━━━ Dataset entries

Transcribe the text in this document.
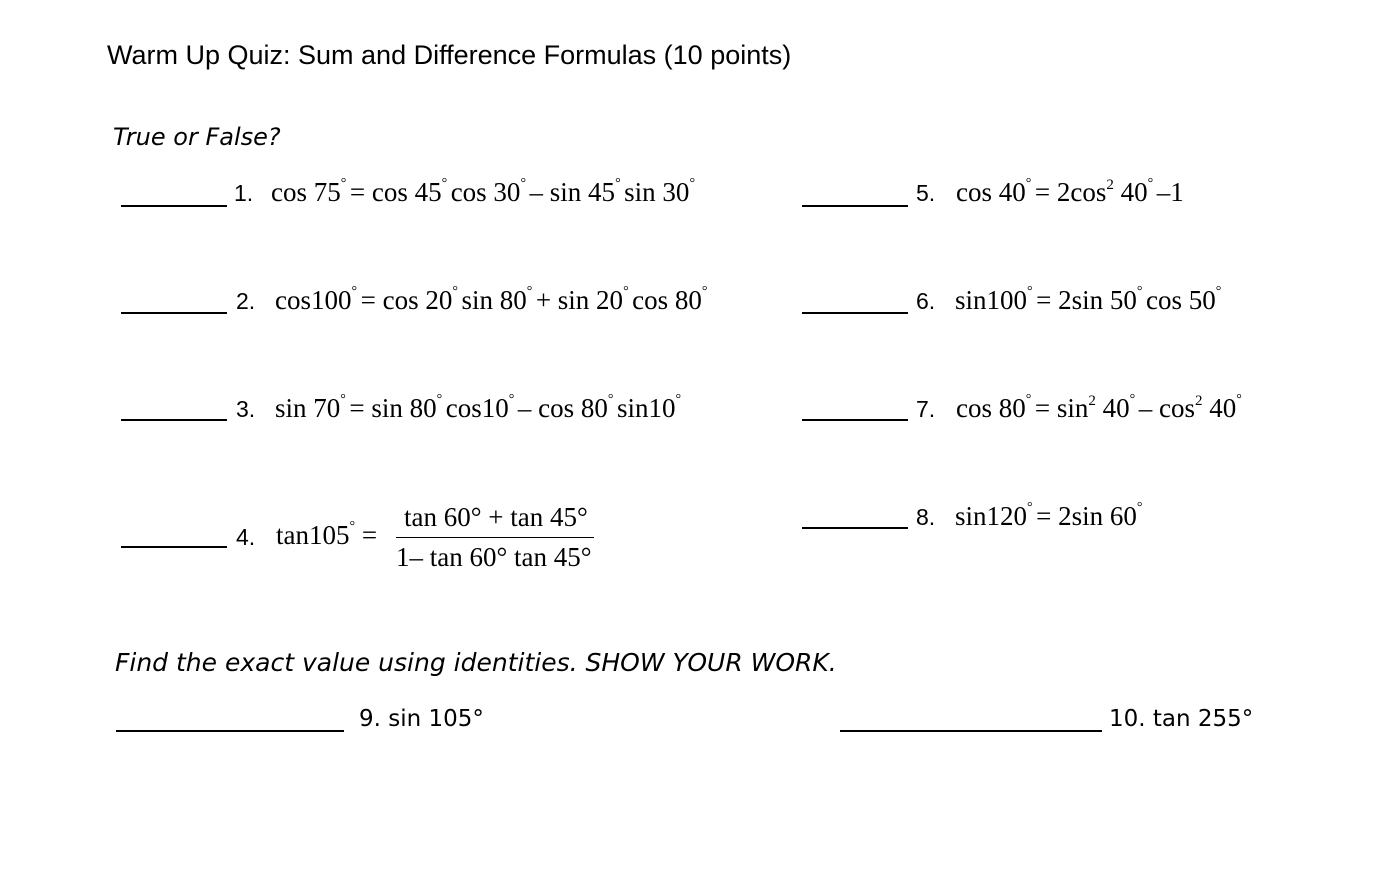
Warm Up Quiz: Sum and Difference Formulas (10 points)
True or False?
1. cos 75° = cos 45° cos 30° – sin 45° sin 30°
2. cos100° = cos 20° sin 80° + sin 20° cos 80°
3. sin 70° = sin 80° cos10° – cos 80° sin10°
4. tan105° =
tan 60° + tan 45°
1– tan 60° tan 45°
5. $\cos 40^\circ = 2\cos^2$ 40° –1
6. sin100° = 2sin 50° cos 50°
7. $\cos 80^\circ = \sin^2 40^\circ - \cos^2 40^\circ$
8. sin120° = 2sin 60°
Find the exact value using identities. SHOW YOUR WORK.
9. sin 105°	10. tan 255°
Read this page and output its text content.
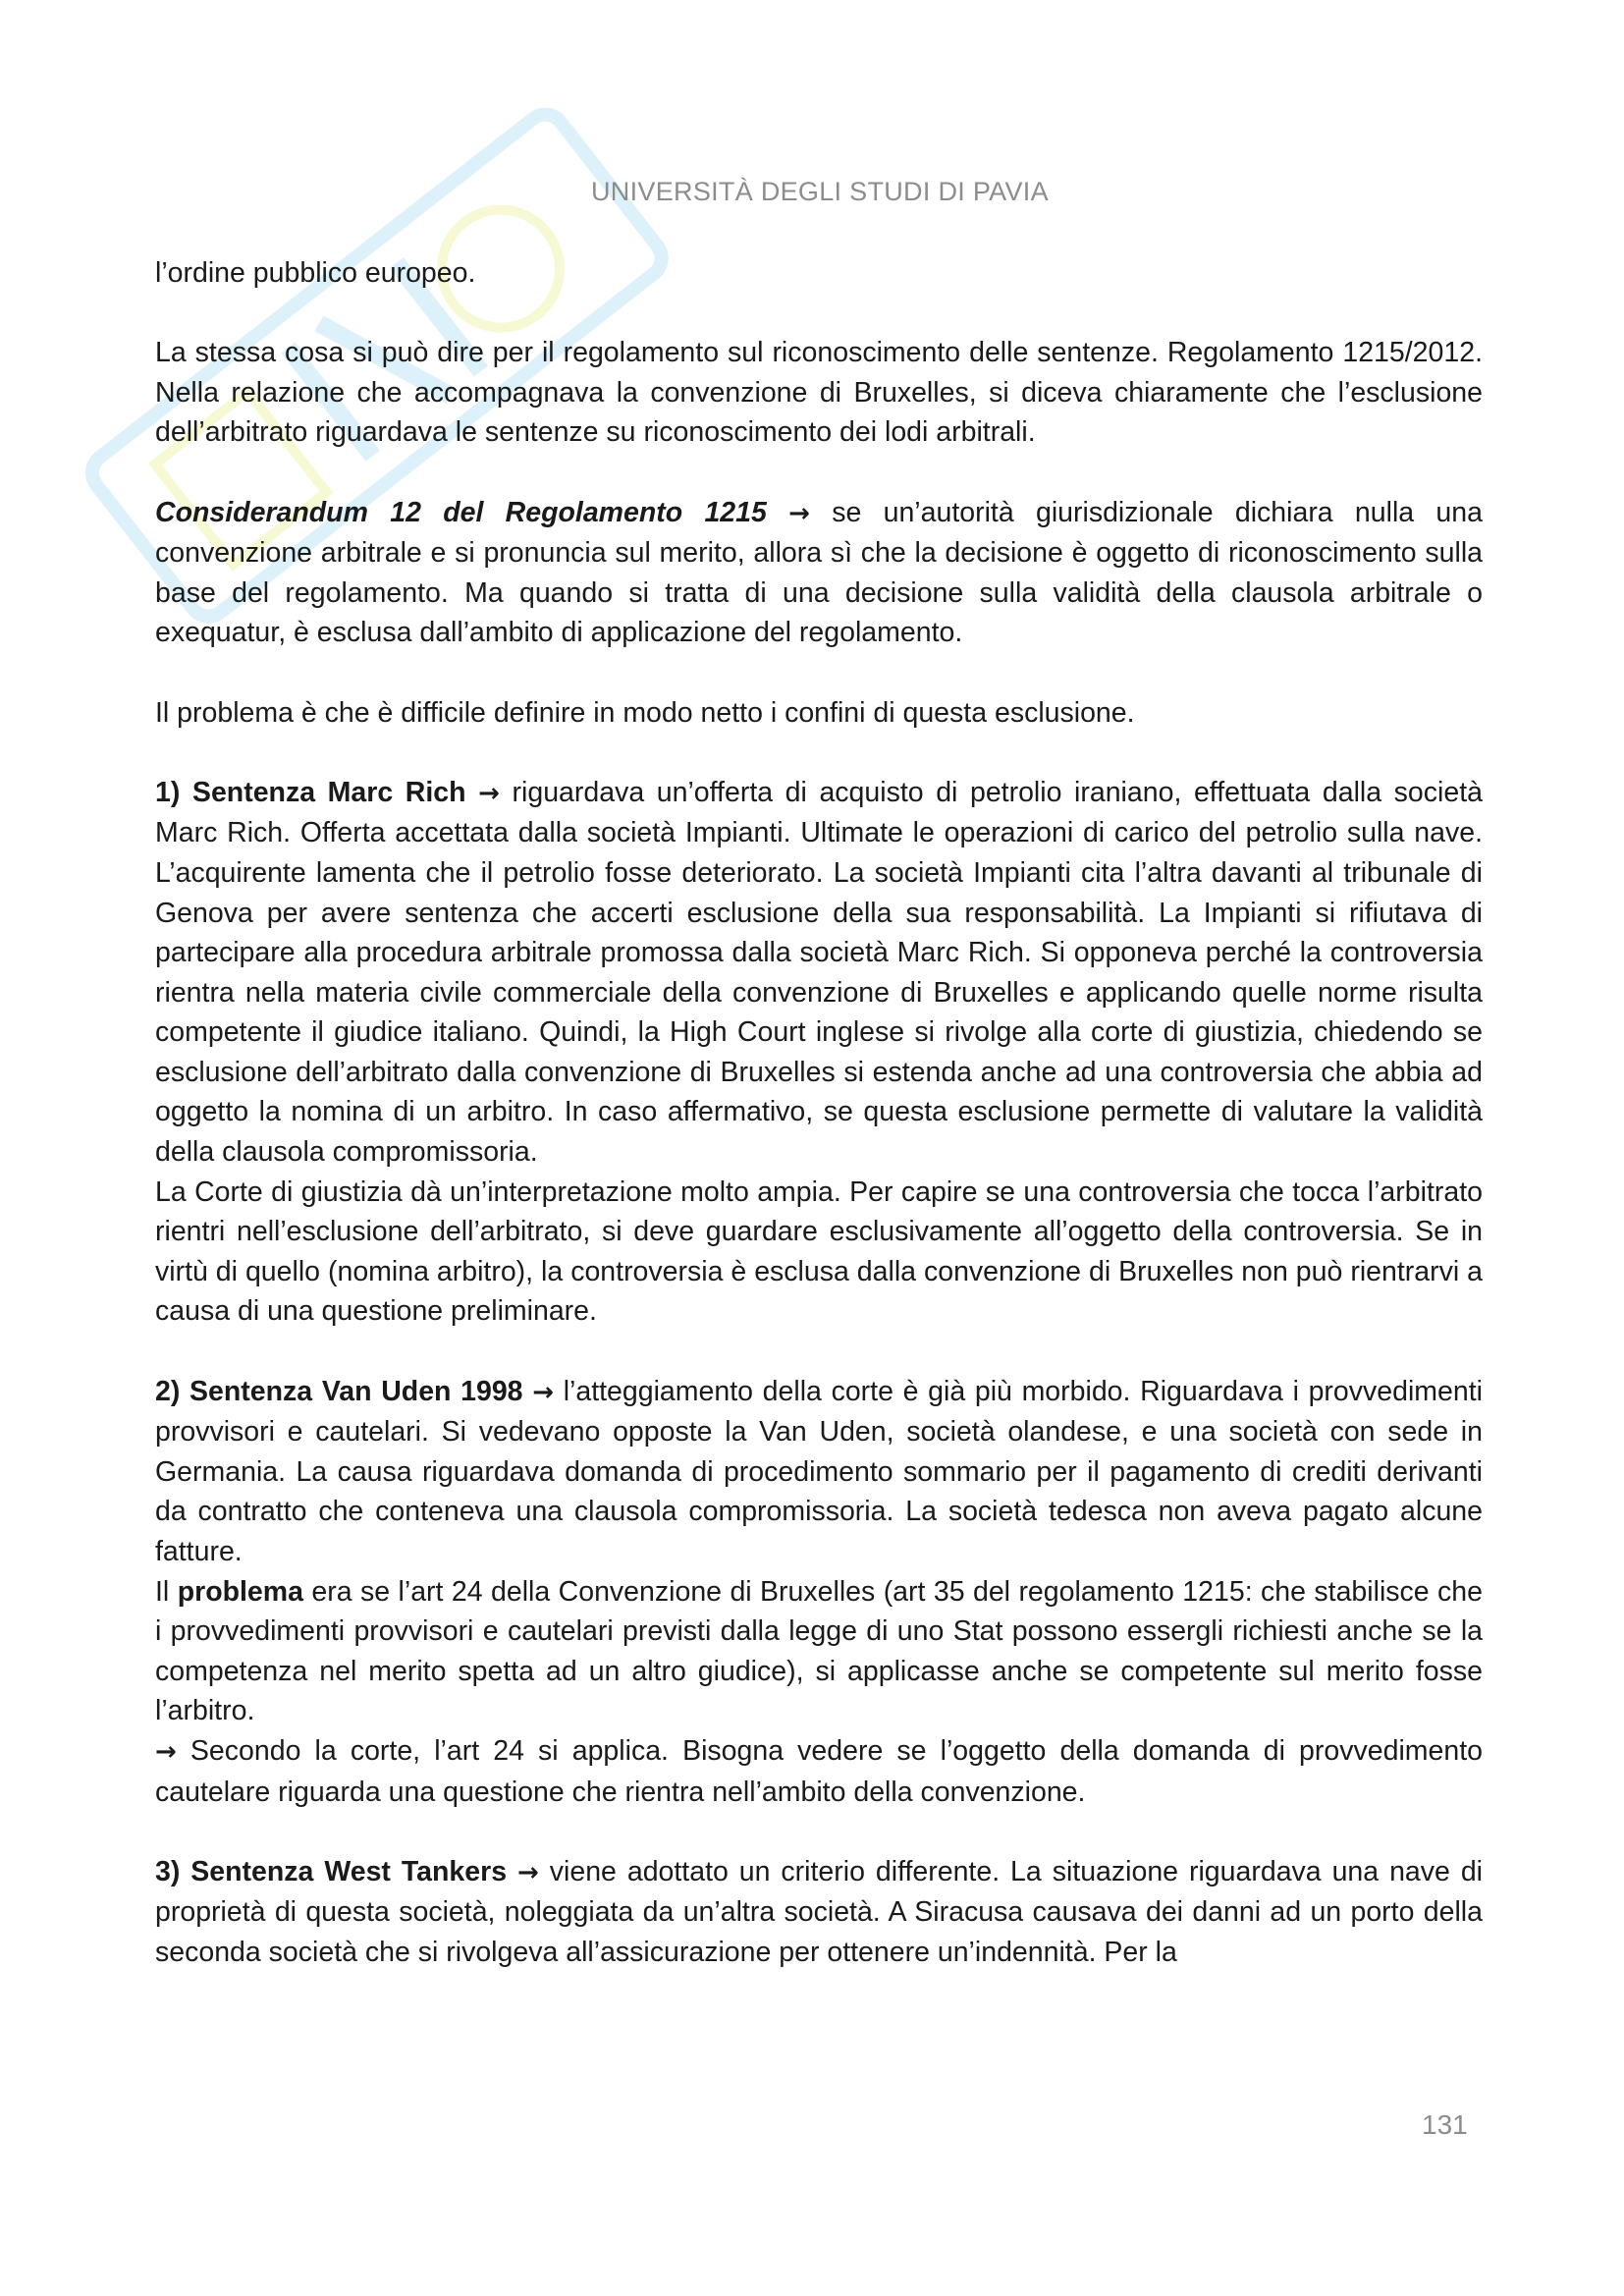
UNIVERSITÀ DEGLI STUDI DI PAVIA

l’ordine pubblico europeo.

La stessa cosa si può dire per il regolamento sul riconoscimento delle sentenze. Regolamento 1215/2012. Nella relazione che accompagnava la convenzione di Bruxelles, si diceva chiaramente che l’esclusione dell’arbitrato riguardava le sentenze su riconoscimento dei lodi arbitrali.

Considerandum 12 del Regolamento 1215 → se un’autorità giurisdizionale dichiara nulla una convenzione arbitrale e si pronuncia sul merito, allora sì che la decisione è oggetto di riconoscimento sulla base del regolamento. Ma quando si tratta di una decisione sulla validità della clausola arbitrale o exequatur, è esclusa dall’ambito di applicazione del regolamento.

Il problema è che è difficile definire in modo netto i confini di questa esclusione.

1) Sentenza Marc Rich → riguardava un’offerta di acquisto di petrolio iraniano, effettuata dalla società Marc Rich. Offerta accettata dalla società Impianti. Ultimate le operazioni di carico del petrolio sulla nave. L’acquirente lamenta che il petrolio fosse deteriorato. La società Impianti cita l’altra davanti al tribunale di Genova per avere sentenza che accerti esclusione della sua responsabilità. La Impianti si rifiutava di partecipare alla procedura arbitrale promossa dalla società Marc Rich. Si opponeva perché la controversia rientra nella materia civile commerciale della convenzione di Bruxelles e applicando quelle norme risulta competente il giudice italiano. Quindi, la High Court inglese si rivolge alla corte di giustizia, chiedendo se esclusione dell’arbitrato dalla convenzione di Bruxelles si estenda anche ad una controversia che abbia ad oggetto la nomina di un arbitro. In caso affermativo, se questa esclusione permette di valutare la validità della clausola compromissoria.

La Corte di giustizia dà un’interpretazione molto ampia. Per capire se una controversia che tocca l’arbitrato rientri nell’esclusione dell’arbitrato, si deve guardare esclusivamente all’oggetto della controversia. Se in virtù di quello (nomina arbitro), la controversia è esclusa dalla convenzione di Bruxelles non può rientrarvi a causa di una questione preliminare.

2) Sentenza Van Uden 1998 → l’atteggiamento della corte è già più morbido. Riguardava i provvedimenti provvisori e cautelari. Si vedevano opposte la Van Uden, società olandese, e una società con sede in Germania. La causa riguardava domanda di procedimento sommario per il pagamento di crediti derivanti da contratto che conteneva una clausola compromissoria. La società tedesca non aveva pagato alcune fatture.

Il problema era se l’art 24 della Convenzione di Bruxelles (art 35 del regolamento 1215: che stabilisce che i provvedimenti provvisori e cautelari previsti dalla legge di uno Stat possono essergli richiesti anche se la competenza nel merito spetta ad un altro giudice), si applicasse anche se competente sul merito fosse l’arbitro.

→ Secondo la corte, l’art 24 si applica. Bisogna vedere se l’oggetto della domanda di provvedimento cautelare riguarda una questione che rientra nell’ambito della convenzione.

3) Sentenza West Tankers → viene adottato un criterio differente. La situazione riguardava una nave di proprietà di questa società, noleggiata da un’altra società. A Siracusa causava dei danni ad un porto della seconda società che si rivolgeva all’assicurazione per ottenere un’indennità. Per la

131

━━━━━━

### Brief
Quote the data above in full and without alteration; skip the pictures.

### Task result
Transcribe the text in this document.
Warm Up Quiz: Sum and Difference Formulas (10 points)
True or False?
1. cos 75° = cos 45° cos 30° – sin 45° sin 30°
2. cos100° = cos 20° sin 80° + sin 20° cos 80°
3. sin 70° = sin 80° cos10° – cos 80° sin10°
4. tan105° =
tan 60° + tan 45°
1– tan 60° tan 45°
5. $\cos 40^\circ = 2\cos^2$ 40° –1
6. sin100° = 2sin 50° cos 50°
7. $\cos 80^\circ = \sin^2 40^\circ - \cos^2 40^\circ$
8. sin120° = 2sin 60°
Find the exact value using identities. SHOW YOUR WORK.
9. sin 105°	10. tan 255°
Read this page and output its text content.
UNIVERSITÀ DEGLI STUDI DI PAVIA

l’ordine pubblico europeo.

La stessa cosa si può dire per il regolamento sul riconoscimento delle sentenze. Regolamento 1215/2012. Nella relazione che accompagnava la convenzione di Bruxelles, si diceva chiaramente che l’esclusione dell’arbitrato riguardava le sentenze su riconoscimento dei lodi arbitrali.

Considerandum 12 del Regolamento 1215 → se un’autorità giurisdizionale dichiara nulla una convenzione arbitrale e si pronuncia sul merito, allora sì che la decisione è oggetto di riconoscimento sulla base del regolamento. Ma quando si tratta di una decisione sulla validità della clausola arbitrale o exequatur, è esclusa dall’ambito di applicazione del regolamento.

Il problema è che è difficile definire in modo netto i confini di questa esclusione.

1) Sentenza Marc Rich → riguardava un’offerta di acquisto di petrolio iraniano, effettuata dalla società Marc Rich. Offerta accettata dalla società Impianti. Ultimate le operazioni di carico del petrolio sulla nave. L’acquirente lamenta che il petrolio fosse deteriorato. La società Impianti cita l’altra davanti al tribunale di Genova per avere sentenza che accerti esclusione della sua responsabilità. La Impianti si rifiutava di partecipare alla procedura arbitrale promossa dalla società Marc Rich. Si opponeva perché la controversia rientra nella materia civile commerciale della convenzione di Bruxelles e applicando quelle norme risulta competente il giudice italiano. Quindi, la High Court inglese si rivolge alla corte di giustizia, chiedendo se esclusione dell’arbitrato dalla convenzione di Bruxelles si estenda anche ad una controversia che abbia ad oggetto la nomina di un arbitro. In caso affermativo, se questa esclusione permette di valutare la validità della clausola compromissoria.

La Corte di giustizia dà un’interpretazione molto ampia. Per capire se una controversia che tocca l’arbitrato rientri nell’esclusione dell’arbitrato, si deve guardare esclusivamente all’oggetto della controversia. Se in virtù di quello (nomina arbitro), la controversia è esclusa dalla convenzione di Bruxelles non può rientrarvi a causa di una questione preliminare.

2) Sentenza Van Uden 1998 → l’atteggiamento della corte è già più morbido. Riguardava i provvedimenti provvisori e cautelari. Si vedevano opposte la Van Uden, società olandese, e una società con sede in Germania. La causa riguardava domanda di procedimento sommario per il pagamento di crediti derivanti da contratto che conteneva una clausola compromissoria. La società tedesca non aveva pagato alcune fatture.

Il problema era se l’art 24 della Convenzione di Bruxelles (art 35 del regolamento 1215: che stabilisce che i provvedimenti provvisori e cautelari previsti dalla legge di uno Stat possono essergli richiesti anche se la competenza nel merito spetta ad un altro giudice), si applicasse anche se competente sul merito fosse l’arbitro.

→ Secondo la corte, l’art 24 si applica. Bisogna vedere se l’oggetto della domanda di provvedimento cautelare riguarda una questione che rientra nell’ambito della convenzione.

3) Sentenza West Tankers → viene adottato un criterio differente. La situazione riguardava una nave di proprietà di questa società, noleggiata da un’altra società. A Siracusa causava dei danni ad un porto della seconda società che si rivolgeva all’assicurazione per ottenere un’indennità. Per la

131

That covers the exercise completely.